━━━━━ GIVEN RECORDS ━━━━━

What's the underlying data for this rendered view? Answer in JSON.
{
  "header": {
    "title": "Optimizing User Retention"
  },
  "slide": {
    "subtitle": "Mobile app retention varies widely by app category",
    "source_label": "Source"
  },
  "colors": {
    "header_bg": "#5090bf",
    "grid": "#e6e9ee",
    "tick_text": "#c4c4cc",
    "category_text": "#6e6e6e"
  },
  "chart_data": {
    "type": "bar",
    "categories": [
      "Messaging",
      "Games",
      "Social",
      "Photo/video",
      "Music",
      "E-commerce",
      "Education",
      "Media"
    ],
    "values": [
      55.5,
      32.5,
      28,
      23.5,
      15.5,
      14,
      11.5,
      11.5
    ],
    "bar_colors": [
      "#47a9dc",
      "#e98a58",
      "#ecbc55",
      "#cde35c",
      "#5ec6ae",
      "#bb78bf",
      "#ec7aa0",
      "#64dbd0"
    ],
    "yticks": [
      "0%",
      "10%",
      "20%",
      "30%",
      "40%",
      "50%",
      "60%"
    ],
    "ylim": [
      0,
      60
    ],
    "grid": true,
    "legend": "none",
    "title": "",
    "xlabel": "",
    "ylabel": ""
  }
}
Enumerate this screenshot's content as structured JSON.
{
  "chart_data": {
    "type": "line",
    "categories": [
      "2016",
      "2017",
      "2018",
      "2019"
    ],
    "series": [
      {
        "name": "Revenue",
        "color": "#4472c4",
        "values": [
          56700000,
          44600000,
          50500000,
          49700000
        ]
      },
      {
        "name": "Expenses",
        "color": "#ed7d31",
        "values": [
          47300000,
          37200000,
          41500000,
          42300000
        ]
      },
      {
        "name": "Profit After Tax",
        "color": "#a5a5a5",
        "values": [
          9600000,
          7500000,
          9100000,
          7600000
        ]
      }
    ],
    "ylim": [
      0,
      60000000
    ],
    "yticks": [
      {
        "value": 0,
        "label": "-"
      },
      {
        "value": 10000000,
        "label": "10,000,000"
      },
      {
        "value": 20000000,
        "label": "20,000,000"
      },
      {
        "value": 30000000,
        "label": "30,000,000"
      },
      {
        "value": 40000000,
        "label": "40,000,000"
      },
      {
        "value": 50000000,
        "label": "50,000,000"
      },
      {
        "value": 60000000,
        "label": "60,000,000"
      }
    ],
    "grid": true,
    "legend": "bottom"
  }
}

━━━━━

> _YOUR OBJECTIVE_: Write the data back out verbatim.

> _RESPONSE_:
What's the underlying data for this rendered view? Answer in JSON.
{
  "header": {
    "title": "Optimizing User Retention"
  },
  "slide": {
    "subtitle": "Mobile app retention varies widely by app category",
    "source_label": "Source"
  },
  "colors": {
    "header_bg": "#5090bf",
    "grid": "#e6e9ee",
    "tick_text": "#c4c4cc",
    "category_text": "#6e6e6e"
  },
  "chart_data": {
    "type": "bar",
    "categories": [
      "Messaging",
      "Games",
      "Social",
      "Photo/video",
      "Music",
      "E-commerce",
      "Education",
      "Media"
    ],
    "values": [
      55.5,
      32.5,
      28,
      23.5,
      15.5,
      14,
      11.5,
      11.5
    ],
    "bar_colors": [
      "#47a9dc",
      "#e98a58",
      "#ecbc55",
      "#cde35c",
      "#5ec6ae",
      "#bb78bf",
      "#ec7aa0",
      "#64dbd0"
    ],
    "yticks": [
      "0%",
      "10%",
      "20%",
      "30%",
      "40%",
      "50%",
      "60%"
    ],
    "ylim": [
      0,
      60
    ],
    "grid": true,
    "legend": "none",
    "title": "",
    "xlabel": "",
    "ylabel": ""
  }
}
Enumerate this screenshot's content as structured JSON.
{
  "chart_data": {
    "type": "line",
    "categories": [
      "2016",
      "2017",
      "2018",
      "2019"
    ],
    "series": [
      {
        "name": "Revenue",
        "color": "#4472c4",
        "values": [
          56700000,
          44600000,
          50500000,
          49700000
        ]
      },
      {
        "name": "Expenses",
        "color": "#ed7d31",
        "values": [
          47300000,
          37200000,
          41500000,
          42300000
        ]
      },
      {
        "name": "Profit After Tax",
        "color": "#a5a5a5",
        "values": [
          9600000,
          7500000,
          9100000,
          7600000
        ]
      }
    ],
    "ylim": [
      0,
      60000000
    ],
    "yticks": [
      {
        "value": 0,
        "label": "-"
      },
      {
        "value": 10000000,
        "label": "10,000,000"
      },
      {
        "value": 20000000,
        "label": "20,000,000"
      },
      {
        "value": 30000000,
        "label": "30,000,000"
      },
      {
        "value": 40000000,
        "label": "40,000,000"
      },
      {
        "value": 50000000,
        "label": "50,000,000"
      },
      {
        "value": 60000000,
        "label": "60,000,000"
      }
    ],
    "grid": true,
    "legend": "bottom"
  }
}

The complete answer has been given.